== Required actions ==
• a. In the opinion column on a four-day week for agriculture, rewrite the passage starting with "It’s fine if" and going on through "and better productivity.", replacing "boyfriend" with "partner".
• b. Write what comes next in the opinion column on a four-day week for agriculture, picking up after its last sentence.

== Text under study ==
☆ ☆ ☆
Opinion: Bring on the four-day week for agriculture
It’s been ages since anyone wrote to the letters pages disagreeing with one of my opinion pieces. I pretend that I don’t care, but we columnists thrive on mischief.
It’s fine if readers don’t agree; the real misery is when people don’t react at all.
See also: Opinion – regen farming only works for those who own land
My boyfriend loves telling people about an eight-page thread on an internet farming forum titled “It must be very difficult to be as stupid as Matt Naylor.”
I’m proud of it, too, but recently I fear I may have gone soft.
So here’s an opinion for you. What about the four-day working week everyone’s talking about? It’s a good idea, right?
Work your hours in four days not five, a three-day weekend for “Netflix and chill”. I heartily agree – so get writing in.
Research says such work patterns lead to happier workers and better productivity.
Belgium already grants workers the right to work their weekly hours in four days, and in Germany, where the average working week is just 34 hours, there are calls from trade unions to reduce them further.
In 2019, Microsoft offered employees a three-day weekend for one month and found that work rates improved by 40%. Sounds good? Case closed?
Like a lot of farmers, I grew up working long hours. I did my share of 100-hour weeks.
I understand that some farming enterprises require high levels of commitment particularly, although not exclusively, those which involve livestock.
☆ ☆ ☆
== Given records ==
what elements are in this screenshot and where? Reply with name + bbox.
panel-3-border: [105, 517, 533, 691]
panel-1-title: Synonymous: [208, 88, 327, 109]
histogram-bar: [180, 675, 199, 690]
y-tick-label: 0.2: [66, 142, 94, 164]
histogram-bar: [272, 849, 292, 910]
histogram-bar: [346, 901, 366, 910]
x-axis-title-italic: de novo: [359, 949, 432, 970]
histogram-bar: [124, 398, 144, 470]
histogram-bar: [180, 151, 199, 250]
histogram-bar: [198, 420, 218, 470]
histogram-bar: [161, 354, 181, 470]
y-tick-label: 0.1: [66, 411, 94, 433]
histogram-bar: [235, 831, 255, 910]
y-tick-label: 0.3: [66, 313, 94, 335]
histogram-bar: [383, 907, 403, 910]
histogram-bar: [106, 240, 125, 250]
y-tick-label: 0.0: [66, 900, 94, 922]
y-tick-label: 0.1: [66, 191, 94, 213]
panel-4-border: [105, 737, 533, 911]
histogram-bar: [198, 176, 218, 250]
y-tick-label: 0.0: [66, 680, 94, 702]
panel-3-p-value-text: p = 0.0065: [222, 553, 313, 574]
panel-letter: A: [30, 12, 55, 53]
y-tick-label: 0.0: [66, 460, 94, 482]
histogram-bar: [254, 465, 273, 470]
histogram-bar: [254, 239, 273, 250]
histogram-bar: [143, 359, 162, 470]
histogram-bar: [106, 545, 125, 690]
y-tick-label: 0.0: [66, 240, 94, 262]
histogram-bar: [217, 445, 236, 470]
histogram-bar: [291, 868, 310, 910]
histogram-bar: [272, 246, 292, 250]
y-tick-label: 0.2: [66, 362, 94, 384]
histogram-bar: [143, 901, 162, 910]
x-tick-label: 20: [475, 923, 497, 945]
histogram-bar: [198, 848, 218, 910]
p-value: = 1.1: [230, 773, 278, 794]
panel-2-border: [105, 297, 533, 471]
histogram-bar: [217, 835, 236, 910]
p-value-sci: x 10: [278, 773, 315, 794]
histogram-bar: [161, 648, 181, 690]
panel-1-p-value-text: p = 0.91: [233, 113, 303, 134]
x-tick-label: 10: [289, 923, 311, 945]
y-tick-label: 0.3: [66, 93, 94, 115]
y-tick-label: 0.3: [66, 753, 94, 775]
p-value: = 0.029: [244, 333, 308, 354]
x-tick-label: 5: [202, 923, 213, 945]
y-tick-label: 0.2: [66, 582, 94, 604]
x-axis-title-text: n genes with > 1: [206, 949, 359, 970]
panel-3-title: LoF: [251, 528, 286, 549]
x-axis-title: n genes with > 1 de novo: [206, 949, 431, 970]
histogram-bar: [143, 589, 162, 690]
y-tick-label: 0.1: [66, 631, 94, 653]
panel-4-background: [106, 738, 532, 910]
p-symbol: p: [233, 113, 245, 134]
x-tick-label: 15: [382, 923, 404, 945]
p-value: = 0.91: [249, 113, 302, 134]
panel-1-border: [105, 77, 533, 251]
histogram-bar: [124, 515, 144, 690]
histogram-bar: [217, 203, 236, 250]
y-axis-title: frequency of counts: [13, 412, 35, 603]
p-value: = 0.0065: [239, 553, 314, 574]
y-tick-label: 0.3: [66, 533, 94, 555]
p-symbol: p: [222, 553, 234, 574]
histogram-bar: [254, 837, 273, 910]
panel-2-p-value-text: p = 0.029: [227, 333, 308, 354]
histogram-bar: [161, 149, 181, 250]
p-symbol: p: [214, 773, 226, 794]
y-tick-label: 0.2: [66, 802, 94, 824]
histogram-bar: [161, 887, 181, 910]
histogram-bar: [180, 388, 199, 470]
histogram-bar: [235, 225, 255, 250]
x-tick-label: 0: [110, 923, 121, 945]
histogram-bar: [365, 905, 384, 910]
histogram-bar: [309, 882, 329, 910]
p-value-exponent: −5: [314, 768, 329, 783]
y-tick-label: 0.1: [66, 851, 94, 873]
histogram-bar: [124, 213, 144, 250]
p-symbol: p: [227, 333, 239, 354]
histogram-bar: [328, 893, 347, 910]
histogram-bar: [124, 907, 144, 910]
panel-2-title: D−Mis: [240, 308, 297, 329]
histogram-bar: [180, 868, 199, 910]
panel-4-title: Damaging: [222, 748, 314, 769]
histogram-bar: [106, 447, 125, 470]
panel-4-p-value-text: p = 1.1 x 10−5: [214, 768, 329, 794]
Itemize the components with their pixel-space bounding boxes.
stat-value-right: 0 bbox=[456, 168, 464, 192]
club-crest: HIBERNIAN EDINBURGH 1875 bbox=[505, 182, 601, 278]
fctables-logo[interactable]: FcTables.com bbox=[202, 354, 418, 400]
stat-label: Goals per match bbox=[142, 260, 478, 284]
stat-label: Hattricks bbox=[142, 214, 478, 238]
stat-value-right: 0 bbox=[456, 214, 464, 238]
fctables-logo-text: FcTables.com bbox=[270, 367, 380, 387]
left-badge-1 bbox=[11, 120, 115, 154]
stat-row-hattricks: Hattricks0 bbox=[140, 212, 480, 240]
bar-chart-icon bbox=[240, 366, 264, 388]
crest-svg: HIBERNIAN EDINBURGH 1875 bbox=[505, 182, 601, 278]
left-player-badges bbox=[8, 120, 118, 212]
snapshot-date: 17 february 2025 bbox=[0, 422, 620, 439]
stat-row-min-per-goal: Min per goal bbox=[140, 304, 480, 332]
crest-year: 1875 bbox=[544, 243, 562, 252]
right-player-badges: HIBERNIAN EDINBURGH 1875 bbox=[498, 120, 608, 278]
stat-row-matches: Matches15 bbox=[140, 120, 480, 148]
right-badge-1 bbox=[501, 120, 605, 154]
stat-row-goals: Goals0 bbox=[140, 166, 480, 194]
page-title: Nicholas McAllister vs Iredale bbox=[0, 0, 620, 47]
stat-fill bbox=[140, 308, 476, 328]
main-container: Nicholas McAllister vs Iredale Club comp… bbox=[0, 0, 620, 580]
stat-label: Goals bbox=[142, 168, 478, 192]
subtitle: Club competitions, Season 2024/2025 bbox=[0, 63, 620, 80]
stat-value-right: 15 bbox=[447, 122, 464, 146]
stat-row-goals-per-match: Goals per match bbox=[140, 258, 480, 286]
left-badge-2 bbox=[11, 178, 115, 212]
☆ ☆ ☆
== Results ==
• a.
It’s fine if readers don’t agree; the real misery is when people don’t react at all.
See also: Opinion – regen farming only works for those who own land
My partner loves telling people about an eight-page thread on an internet farming forum titled “It must be very difficult to be as stupid as Matt Naylor.”
I’m proud of it, too, but recently I fear I may have gone soft.
So here’s an opinion for you. What about the four-day working week everyone’s talking about? It’s a good idea, right?
Work your hours in four days not five, a three-day weekend for “Netflix and chill”. I heartily agree – so get writing in.
Research says such work patterns lead to happier workers and better productivity.

• b.
Last week, James, our whizzkid operator who does most of the precision work, worked until 10pm on Sunday night cultivating land for sunflowers ahead of a rainy forecast.
I was massively appreciative of his dedication. I understand that this is part and parcel of our job, but celebrate that we can offer James equal flexibility in exchange.
Nowadays, retaining great staff is about accommodating their lifestyle more than wage rates. The pandemic normalised remote working for managerial and clerical tasks.
Even in a business like ours, the office team all work at least one day each week from home.
Our operations director Chris and I use cameras, live data and telemetrics to see what’s going on, and, from any location, we can see more farm activities on our phones in five minutes than we would have done from a whole day driving around.
Chris can even drop his children at school while still effectively managing a complex workload.
The downside to being wired into live activities every waking minute is that it can quickly lead to burn-out.
I look wistfully at the black-and-white photos of my forebears sitting on haystacks, pitchforks laid down, drinking ale and eating cheese and pickles, and wonder how the hell we got here.
But, as I find myself saying more and more, “we are where we are.”
A world in which we all share our workloads through shift patterns could actually be positive for the countryside.
Farmers can make more money and deliver more joy by providing leisure activities than they can from growing cheap calories for a frazzled, time-poor population.
A nation with more free time might even prioritise eating simple, healthy food. Surely no one disagrees with that.